### PROBLEM REQUIREMENTS
Copy every line in which the string "text" occurs.

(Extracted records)

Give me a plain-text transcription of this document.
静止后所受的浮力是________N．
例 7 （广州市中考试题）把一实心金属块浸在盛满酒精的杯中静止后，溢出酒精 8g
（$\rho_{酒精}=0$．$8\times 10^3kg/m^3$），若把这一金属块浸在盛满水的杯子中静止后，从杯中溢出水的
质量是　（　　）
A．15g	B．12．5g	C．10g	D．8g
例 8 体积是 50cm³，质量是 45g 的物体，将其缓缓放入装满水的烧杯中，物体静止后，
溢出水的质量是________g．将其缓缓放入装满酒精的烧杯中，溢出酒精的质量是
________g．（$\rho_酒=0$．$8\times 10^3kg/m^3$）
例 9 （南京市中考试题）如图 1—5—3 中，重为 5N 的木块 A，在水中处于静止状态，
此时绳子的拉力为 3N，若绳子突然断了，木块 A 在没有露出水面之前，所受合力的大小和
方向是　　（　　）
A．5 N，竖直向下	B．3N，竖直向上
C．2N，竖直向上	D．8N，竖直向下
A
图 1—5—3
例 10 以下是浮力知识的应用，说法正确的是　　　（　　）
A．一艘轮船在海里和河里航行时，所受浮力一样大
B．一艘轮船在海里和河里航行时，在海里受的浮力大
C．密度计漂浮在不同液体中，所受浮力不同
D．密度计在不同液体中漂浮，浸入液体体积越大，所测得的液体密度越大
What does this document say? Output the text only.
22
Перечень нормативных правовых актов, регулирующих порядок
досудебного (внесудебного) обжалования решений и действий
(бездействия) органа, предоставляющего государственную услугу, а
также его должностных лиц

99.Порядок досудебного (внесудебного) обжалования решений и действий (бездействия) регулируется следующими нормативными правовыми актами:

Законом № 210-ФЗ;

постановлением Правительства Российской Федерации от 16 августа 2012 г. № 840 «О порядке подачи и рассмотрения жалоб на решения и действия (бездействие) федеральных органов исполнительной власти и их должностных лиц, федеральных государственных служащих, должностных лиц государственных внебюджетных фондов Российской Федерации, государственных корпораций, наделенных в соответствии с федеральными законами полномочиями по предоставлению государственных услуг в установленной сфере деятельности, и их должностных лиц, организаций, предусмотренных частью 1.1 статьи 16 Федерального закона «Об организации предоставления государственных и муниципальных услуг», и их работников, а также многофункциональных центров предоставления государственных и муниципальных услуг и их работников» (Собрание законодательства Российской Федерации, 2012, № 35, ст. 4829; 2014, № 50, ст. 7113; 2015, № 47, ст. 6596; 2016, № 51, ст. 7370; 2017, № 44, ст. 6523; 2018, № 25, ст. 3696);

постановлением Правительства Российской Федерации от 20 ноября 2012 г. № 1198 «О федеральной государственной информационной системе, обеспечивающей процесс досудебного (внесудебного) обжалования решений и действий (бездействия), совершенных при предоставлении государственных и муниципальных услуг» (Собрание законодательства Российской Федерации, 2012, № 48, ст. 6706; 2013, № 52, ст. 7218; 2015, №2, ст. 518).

### RESPONSE BELOW
Give me a plain-text transcription of this document.
What does this document say? Output the text only.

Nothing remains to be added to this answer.